Chart and figure data:
★ ★ ★

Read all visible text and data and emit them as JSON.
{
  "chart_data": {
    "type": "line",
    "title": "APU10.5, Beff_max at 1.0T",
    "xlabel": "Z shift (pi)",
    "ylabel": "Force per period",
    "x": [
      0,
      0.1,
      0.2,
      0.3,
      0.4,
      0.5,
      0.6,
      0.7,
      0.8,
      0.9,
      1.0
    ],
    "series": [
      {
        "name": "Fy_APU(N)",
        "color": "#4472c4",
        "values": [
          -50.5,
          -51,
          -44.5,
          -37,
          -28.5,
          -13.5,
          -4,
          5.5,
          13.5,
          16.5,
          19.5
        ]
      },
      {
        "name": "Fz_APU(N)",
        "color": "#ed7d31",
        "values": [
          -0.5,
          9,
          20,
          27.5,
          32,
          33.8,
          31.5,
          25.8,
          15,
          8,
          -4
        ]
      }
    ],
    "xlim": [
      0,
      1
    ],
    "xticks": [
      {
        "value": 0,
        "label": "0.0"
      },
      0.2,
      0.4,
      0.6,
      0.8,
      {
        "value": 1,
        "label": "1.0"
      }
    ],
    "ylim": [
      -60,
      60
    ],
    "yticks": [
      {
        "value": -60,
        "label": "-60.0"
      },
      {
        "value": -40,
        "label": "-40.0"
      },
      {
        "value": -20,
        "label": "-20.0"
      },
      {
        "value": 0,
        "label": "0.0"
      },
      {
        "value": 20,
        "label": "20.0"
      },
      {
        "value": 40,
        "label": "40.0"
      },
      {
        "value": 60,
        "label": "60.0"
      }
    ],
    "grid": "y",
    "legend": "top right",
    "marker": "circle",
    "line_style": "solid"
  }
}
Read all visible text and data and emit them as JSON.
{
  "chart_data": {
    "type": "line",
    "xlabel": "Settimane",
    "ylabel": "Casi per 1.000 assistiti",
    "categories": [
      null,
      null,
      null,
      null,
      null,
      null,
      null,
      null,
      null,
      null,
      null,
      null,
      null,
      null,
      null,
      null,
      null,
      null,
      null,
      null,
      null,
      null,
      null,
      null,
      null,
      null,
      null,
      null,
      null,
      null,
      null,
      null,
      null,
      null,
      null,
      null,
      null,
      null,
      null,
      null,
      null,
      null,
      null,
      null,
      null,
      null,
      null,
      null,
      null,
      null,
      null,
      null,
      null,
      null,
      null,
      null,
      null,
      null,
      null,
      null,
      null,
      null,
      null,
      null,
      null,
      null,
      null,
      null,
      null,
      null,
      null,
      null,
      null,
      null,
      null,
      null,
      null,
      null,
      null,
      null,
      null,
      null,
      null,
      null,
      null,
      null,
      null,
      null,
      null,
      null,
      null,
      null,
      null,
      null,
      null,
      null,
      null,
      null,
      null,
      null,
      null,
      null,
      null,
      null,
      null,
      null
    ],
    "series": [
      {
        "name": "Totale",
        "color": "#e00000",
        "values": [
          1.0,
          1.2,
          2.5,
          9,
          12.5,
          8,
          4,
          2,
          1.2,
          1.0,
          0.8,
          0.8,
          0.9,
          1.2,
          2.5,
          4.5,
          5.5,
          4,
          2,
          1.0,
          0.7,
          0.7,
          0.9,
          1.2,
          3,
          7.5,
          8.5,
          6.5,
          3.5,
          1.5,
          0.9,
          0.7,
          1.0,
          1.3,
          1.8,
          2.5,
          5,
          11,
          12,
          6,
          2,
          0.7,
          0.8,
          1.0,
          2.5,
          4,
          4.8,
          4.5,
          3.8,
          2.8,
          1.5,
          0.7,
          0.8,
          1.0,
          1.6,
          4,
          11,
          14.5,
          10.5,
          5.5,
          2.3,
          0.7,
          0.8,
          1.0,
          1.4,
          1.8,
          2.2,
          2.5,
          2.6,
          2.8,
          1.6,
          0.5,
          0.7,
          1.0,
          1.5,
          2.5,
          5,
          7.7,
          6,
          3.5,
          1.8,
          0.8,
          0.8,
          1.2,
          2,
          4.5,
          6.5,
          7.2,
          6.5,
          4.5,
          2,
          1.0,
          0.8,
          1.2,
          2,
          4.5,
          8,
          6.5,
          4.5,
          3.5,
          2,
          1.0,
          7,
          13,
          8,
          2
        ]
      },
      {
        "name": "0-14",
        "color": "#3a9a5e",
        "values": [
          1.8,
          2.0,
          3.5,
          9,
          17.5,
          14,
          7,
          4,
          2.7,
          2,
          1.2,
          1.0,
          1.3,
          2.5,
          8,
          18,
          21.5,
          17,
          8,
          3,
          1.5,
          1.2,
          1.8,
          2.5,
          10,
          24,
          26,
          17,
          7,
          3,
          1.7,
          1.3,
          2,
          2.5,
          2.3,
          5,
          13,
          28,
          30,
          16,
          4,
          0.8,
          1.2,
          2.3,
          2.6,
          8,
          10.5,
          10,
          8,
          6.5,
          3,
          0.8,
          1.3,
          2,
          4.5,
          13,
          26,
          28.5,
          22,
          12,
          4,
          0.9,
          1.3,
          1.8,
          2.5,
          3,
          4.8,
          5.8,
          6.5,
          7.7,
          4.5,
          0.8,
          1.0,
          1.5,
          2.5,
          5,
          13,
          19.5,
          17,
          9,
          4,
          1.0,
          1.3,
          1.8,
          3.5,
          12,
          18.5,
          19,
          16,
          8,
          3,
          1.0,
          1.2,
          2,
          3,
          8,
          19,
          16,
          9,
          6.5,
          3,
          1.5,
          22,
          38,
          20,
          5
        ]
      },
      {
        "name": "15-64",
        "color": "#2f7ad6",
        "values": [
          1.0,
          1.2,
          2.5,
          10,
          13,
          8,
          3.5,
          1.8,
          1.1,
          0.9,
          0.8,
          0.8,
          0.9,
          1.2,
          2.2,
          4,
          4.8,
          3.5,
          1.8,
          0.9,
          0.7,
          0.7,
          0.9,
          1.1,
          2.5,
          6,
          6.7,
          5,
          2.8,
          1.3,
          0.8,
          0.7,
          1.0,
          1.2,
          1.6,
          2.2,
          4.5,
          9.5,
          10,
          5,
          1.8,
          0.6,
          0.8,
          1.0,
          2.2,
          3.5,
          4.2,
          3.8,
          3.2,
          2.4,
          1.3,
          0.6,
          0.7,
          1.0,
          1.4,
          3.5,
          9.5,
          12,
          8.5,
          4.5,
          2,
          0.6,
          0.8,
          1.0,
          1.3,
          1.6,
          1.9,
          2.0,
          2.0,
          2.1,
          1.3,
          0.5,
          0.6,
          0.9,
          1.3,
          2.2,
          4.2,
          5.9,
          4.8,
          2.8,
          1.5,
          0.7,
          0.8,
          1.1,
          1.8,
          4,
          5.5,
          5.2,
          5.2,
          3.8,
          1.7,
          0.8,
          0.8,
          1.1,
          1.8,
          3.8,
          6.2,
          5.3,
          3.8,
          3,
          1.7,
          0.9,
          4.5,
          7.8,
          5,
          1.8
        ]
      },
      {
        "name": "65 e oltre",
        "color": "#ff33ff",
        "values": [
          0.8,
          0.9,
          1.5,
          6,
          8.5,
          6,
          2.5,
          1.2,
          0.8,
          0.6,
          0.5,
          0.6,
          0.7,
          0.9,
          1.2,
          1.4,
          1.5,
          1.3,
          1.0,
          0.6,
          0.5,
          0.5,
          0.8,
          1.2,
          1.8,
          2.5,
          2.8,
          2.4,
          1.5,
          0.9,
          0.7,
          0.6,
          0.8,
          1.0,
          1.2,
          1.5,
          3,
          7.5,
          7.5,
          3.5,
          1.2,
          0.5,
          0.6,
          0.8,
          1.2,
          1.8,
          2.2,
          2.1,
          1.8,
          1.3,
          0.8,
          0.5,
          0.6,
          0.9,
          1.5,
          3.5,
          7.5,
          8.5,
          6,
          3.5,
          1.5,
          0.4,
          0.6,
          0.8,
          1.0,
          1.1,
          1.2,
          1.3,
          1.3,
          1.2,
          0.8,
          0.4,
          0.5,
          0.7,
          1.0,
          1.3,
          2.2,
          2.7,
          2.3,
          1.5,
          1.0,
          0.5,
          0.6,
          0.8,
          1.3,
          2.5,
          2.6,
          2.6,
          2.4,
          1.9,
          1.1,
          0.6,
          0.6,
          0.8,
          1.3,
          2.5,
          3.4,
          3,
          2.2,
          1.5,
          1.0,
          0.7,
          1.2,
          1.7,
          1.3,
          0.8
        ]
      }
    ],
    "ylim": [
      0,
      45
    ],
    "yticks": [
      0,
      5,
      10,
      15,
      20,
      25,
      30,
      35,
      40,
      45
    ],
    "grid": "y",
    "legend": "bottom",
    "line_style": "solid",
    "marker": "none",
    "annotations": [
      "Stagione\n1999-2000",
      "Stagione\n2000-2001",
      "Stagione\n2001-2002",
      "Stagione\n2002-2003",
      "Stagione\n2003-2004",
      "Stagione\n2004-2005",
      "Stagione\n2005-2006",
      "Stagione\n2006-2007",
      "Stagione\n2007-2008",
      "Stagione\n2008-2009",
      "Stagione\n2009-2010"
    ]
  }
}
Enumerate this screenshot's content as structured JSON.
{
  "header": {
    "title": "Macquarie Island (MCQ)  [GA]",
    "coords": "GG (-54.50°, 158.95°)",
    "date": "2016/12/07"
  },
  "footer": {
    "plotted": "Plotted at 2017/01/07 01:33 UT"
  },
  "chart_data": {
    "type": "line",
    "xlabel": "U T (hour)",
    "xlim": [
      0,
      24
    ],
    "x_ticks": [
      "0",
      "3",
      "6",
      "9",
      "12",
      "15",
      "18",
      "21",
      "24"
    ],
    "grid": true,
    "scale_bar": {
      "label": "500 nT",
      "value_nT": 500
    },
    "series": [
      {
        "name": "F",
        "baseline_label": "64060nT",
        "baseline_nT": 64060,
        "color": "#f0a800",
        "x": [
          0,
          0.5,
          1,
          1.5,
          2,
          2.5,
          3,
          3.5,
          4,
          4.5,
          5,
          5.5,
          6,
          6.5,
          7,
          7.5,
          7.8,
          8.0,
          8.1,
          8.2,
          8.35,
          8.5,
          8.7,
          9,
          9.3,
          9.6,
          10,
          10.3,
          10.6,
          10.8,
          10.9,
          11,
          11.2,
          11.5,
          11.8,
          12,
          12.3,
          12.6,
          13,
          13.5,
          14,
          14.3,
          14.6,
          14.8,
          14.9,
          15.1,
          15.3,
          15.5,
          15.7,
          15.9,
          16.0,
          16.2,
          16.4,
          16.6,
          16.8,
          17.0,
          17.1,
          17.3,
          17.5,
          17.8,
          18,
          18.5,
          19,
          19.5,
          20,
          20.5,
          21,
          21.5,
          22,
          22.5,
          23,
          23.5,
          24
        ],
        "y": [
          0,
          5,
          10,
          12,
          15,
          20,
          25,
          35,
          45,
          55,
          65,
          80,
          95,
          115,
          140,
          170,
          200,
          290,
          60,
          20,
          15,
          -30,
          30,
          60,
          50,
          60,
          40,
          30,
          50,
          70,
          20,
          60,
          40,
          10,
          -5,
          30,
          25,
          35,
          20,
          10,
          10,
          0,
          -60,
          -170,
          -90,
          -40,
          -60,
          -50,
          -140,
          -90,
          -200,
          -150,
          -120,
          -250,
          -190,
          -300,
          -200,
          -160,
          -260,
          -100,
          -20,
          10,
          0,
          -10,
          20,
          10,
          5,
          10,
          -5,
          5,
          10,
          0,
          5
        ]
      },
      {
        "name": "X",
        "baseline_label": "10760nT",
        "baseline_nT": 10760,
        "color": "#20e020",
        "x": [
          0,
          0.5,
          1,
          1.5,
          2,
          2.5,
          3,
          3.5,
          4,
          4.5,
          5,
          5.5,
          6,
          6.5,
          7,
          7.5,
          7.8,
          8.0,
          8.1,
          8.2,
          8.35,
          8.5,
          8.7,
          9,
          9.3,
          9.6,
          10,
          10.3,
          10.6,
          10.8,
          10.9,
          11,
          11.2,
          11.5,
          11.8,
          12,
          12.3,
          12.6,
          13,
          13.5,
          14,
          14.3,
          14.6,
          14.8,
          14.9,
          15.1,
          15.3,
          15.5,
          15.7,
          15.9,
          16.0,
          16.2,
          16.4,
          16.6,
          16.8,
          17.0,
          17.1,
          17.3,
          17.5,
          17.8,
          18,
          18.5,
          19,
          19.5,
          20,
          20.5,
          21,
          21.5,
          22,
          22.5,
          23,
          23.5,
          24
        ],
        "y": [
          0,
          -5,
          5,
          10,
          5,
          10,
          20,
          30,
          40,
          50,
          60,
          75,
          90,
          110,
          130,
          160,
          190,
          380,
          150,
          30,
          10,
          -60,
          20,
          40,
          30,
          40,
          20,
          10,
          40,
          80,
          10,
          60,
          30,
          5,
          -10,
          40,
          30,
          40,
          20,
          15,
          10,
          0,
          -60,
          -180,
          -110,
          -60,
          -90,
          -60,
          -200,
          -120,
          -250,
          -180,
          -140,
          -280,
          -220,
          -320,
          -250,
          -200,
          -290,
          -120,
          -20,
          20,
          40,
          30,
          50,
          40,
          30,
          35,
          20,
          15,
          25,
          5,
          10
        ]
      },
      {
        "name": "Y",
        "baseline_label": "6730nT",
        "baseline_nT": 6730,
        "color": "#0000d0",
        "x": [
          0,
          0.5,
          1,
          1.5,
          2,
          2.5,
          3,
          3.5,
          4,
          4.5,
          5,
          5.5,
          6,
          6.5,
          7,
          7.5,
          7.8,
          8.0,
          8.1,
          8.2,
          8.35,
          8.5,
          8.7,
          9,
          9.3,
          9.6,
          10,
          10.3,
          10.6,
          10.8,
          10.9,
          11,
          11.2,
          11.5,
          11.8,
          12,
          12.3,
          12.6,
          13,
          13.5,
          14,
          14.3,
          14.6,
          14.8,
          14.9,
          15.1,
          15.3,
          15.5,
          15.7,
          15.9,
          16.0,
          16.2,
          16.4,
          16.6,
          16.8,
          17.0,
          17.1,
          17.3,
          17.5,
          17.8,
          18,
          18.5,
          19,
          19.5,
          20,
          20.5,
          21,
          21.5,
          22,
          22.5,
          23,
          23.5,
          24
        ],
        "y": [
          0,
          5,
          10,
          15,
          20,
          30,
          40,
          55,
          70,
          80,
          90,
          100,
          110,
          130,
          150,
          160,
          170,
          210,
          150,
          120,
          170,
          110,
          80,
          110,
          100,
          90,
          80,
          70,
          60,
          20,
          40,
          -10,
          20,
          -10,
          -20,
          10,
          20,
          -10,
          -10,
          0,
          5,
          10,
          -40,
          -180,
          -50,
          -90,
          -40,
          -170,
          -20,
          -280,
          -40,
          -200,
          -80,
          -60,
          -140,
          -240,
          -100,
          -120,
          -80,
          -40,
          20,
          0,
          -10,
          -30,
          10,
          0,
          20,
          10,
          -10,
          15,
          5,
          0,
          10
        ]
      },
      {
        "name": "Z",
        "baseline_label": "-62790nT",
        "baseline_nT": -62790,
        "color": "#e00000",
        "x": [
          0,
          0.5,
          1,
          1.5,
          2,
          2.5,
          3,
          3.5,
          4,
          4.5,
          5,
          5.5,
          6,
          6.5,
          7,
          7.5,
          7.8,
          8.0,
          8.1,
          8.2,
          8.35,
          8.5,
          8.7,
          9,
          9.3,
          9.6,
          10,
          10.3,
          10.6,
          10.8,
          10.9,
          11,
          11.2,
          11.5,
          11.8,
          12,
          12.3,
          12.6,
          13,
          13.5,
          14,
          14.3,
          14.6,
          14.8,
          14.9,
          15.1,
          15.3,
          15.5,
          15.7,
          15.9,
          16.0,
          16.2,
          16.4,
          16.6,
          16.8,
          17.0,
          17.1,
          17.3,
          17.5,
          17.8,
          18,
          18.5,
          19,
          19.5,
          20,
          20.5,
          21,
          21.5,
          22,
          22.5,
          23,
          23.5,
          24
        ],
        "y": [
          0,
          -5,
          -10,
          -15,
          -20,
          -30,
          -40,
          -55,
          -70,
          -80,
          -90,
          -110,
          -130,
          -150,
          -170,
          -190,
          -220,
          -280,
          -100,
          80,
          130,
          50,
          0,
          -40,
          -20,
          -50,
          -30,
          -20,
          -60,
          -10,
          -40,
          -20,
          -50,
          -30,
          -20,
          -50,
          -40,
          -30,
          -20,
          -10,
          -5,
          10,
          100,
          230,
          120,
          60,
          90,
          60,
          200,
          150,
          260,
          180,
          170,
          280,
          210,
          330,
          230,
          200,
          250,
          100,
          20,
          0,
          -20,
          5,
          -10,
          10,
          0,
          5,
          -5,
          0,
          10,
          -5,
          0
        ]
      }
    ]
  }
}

★ ★ ★

### Description of the task
Report every line containing the word "Stagione" from the listing above.

### Exercise answer
      "Stagione\n1999-2000",
      "Stagione\n2000-2001",
      "Stagione\n2001-2002",
      "Stagione\n2002-2003",
      "Stagione\n2003-2004",
      "Stagione\n2004-2005",
      "Stagione\n2005-2006",
      "Stagione\n2006-2007",
      "Stagione\n2007-2008",
      "Stagione\n2008-2009",
      "Stagione\n2009-2010"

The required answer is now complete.